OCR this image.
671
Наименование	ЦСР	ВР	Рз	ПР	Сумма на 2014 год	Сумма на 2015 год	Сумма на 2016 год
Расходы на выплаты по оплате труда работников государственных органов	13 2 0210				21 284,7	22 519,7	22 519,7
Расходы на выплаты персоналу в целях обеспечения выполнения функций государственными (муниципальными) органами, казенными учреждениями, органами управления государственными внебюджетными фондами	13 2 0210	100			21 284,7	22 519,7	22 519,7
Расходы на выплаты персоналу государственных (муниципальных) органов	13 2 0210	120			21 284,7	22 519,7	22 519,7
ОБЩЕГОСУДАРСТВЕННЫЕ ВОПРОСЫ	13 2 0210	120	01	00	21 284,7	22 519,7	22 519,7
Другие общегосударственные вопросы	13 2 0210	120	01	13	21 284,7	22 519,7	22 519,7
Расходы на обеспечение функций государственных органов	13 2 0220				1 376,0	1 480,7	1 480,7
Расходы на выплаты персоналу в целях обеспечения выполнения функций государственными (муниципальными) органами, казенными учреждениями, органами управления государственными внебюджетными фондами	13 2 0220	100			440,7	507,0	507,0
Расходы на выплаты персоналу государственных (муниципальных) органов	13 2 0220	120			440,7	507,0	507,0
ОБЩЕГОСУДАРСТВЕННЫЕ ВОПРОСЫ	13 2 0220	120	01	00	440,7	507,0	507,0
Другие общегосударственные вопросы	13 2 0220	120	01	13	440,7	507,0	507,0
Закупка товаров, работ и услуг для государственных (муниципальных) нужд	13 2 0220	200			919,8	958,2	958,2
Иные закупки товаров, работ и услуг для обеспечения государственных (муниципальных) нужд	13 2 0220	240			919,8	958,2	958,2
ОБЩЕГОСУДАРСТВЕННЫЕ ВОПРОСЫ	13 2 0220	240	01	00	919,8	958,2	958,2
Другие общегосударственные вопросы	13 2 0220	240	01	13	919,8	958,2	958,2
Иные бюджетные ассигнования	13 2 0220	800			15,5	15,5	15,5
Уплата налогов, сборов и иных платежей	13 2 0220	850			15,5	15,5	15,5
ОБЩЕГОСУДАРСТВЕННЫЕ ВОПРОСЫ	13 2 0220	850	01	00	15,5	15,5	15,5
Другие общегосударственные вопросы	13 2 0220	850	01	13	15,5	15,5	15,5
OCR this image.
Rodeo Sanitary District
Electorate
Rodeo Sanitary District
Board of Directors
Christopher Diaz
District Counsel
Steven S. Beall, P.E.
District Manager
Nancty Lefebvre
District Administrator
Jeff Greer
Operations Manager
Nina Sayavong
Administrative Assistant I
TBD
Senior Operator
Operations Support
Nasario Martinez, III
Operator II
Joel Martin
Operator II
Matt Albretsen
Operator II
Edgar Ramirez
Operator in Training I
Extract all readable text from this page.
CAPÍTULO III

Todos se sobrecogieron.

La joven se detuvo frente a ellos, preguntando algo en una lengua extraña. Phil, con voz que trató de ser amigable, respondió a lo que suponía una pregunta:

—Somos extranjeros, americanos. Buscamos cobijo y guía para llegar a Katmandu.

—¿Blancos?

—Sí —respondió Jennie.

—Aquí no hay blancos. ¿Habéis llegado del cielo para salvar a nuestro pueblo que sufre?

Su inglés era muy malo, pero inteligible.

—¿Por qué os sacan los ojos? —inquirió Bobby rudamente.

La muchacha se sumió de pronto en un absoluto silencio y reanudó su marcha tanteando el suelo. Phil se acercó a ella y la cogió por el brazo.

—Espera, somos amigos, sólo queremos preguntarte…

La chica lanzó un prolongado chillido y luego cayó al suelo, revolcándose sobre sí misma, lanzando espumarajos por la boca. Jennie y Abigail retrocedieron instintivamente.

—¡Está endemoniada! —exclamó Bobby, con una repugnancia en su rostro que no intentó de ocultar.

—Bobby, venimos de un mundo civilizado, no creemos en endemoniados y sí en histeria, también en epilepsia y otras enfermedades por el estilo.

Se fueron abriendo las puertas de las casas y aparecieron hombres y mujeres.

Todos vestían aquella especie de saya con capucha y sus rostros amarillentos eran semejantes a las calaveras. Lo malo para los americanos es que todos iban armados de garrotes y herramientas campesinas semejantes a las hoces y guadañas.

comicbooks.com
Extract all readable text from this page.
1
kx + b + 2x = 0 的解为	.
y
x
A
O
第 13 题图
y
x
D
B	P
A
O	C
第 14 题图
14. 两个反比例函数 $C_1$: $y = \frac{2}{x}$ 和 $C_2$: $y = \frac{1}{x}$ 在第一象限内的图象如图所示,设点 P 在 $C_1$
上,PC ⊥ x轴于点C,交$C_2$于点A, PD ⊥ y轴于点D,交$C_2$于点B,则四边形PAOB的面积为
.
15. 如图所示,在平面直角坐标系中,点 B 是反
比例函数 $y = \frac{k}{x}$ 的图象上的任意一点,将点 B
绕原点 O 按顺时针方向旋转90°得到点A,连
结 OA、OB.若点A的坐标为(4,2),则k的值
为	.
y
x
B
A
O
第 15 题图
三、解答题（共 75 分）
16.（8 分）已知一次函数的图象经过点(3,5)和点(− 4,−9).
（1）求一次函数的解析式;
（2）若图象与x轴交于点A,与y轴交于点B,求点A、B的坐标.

§ EXERCISE OBJECTIVE
Could you transcribe the records in full, exactly?

§ SOLUTION TO THIS EXERCISE
OCR this image.
671
Наименование	ЦСР	ВР	Рз	ПР	Сумма на 2014 год	Сумма на 2015 год	Сумма на 2016 год
Расходы на выплаты по оплате труда работников государственных органов	13 2 0210				21 284,7	22 519,7	22 519,7
Расходы на выплаты персоналу в целях обеспечения выполнения функций государственными (муниципальными) органами, казенными учреждениями, органами управления государственными внебюджетными фондами	13 2 0210	100			21 284,7	22 519,7	22 519,7
Расходы на выплаты персоналу государственных (муниципальных) органов	13 2 0210	120			21 284,7	22 519,7	22 519,7
ОБЩЕГОСУДАРСТВЕННЫЕ ВОПРОСЫ	13 2 0210	120	01	00	21 284,7	22 519,7	22 519,7
Другие общегосударственные вопросы	13 2 0210	120	01	13	21 284,7	22 519,7	22 519,7
Расходы на обеспечение функций государственных органов	13 2 0220				1 376,0	1 480,7	1 480,7
Расходы на выплаты персоналу в целях обеспечения выполнения функций государственными (муниципальными) органами, казенными учреждениями, органами управления государственными внебюджетными фондами	13 2 0220	100			440,7	507,0	507,0
Расходы на выплаты персоналу государственных (муниципальных) органов	13 2 0220	120			440,7	507,0	507,0
ОБЩЕГОСУДАРСТВЕННЫЕ ВОПРОСЫ	13 2 0220	120	01	00	440,7	507,0	507,0
Другие общегосударственные вопросы	13 2 0220	120	01	13	440,7	507,0	507,0
Закупка товаров, работ и услуг для государственных (муниципальных) нужд	13 2 0220	200			919,8	958,2	958,2
Иные закупки товаров, работ и услуг для обеспечения государственных (муниципальных) нужд	13 2 0220	240			919,8	958,2	958,2
ОБЩЕГОСУДАРСТВЕННЫЕ ВОПРОСЫ	13 2 0220	240	01	00	919,8	958,2	958,2
Другие общегосударственные вопросы	13 2 0220	240	01	13	919,8	958,2	958,2
Иные бюджетные ассигнования	13 2 0220	800			15,5	15,5	15,5
Уплата налогов, сборов и иных платежей	13 2 0220	850			15,5	15,5	15,5
ОБЩЕГОСУДАРСТВЕННЫЕ ВОПРОСЫ	13 2 0220	850	01	00	15,5	15,5	15,5
Другие общегосударственные вопросы	13 2 0220	850	01	13	15,5	15,5	15,5
OCR this image.
Rodeo Sanitary District
Electorate
Rodeo Sanitary District
Board of Directors
Christopher Diaz
District Counsel
Steven S. Beall, P.E.
District Manager
Nancty Lefebvre
District Administrator
Jeff Greer
Operations Manager
Nina Sayavong
Administrative Assistant I
TBD
Senior Operator
Operations Support
Nasario Martinez, III
Operator II
Joel Martin
Operator II
Matt Albretsen
Operator II
Edgar Ramirez
Operator in Training I
Extract all readable text from this page.
CAPÍTULO III

Todos se sobrecogieron.

La joven se detuvo frente a ellos, preguntando algo en una lengua extraña. Phil, con voz que trató de ser amigable, respondió a lo que suponía una pregunta:

—Somos extranjeros, americanos. Buscamos cobijo y guía para llegar a Katmandu.

—¿Blancos?

—Sí —respondió Jennie.

—Aquí no hay blancos. ¿Habéis llegado del cielo para salvar a nuestro pueblo que sufre?

Su inglés era muy malo, pero inteligible.

—¿Por qué os sacan los ojos? —inquirió Bobby rudamente.

La muchacha se sumió de pronto en un absoluto silencio y reanudó su marcha tanteando el suelo. Phil se acercó a ella y la cogió por el brazo.

—Espera, somos amigos, sólo queremos preguntarte…

La chica lanzó un prolongado chillido y luego cayó al suelo, revolcándose sobre sí misma, lanzando espumarajos por la boca. Jennie y Abigail retrocedieron instintivamente.

—¡Está endemoniada! —exclamó Bobby, con una repugnancia en su rostro que no intentó de ocultar.

—Bobby, venimos de un mundo civilizado, no creemos en endemoniados y sí en histeria, también en epilepsia y otras enfermedades por el estilo.

Se fueron abriendo las puertas de las casas y aparecieron hombres y mujeres.

Todos vestían aquella especie de saya con capucha y sus rostros amarillentos eran semejantes a las calaveras. Lo malo para los americanos es que todos iban armados de garrotes y herramientas campesinas semejantes a las hoces y guadañas.

comicbooks.com
Extract all readable text from this page.
1
kx + b + 2x = 0 的解为	.
y
x
A
O
第 13 题图
y
x
D
B	P
A
O	C
第 14 题图
14. 两个反比例函数 $C_1$: $y = \frac{2}{x}$ 和 $C_2$: $y = \frac{1}{x}$ 在第一象限内的图象如图所示,设点 P 在 $C_1$
上,PC ⊥ x轴于点C,交$C_2$于点A, PD ⊥ y轴于点D,交$C_2$于点B,则四边形PAOB的面积为
.
15. 如图所示,在平面直角坐标系中,点 B 是反
比例函数 $y = \frac{k}{x}$ 的图象上的任意一点,将点 B
绕原点 O 按顺时针方向旋转90°得到点A,连
结 OA、OB.若点A的坐标为(4,2),则k的值
为	.
y
x
B
A
O
第 15 题图
三、解答题（共 75 分）
16.（8 分）已知一次函数的图象经过点(3,5)和点(− 4,−9).
（1）求一次函数的解析式;
（2）若图象与x轴交于点A,与y轴交于点B,求点A、B的坐标.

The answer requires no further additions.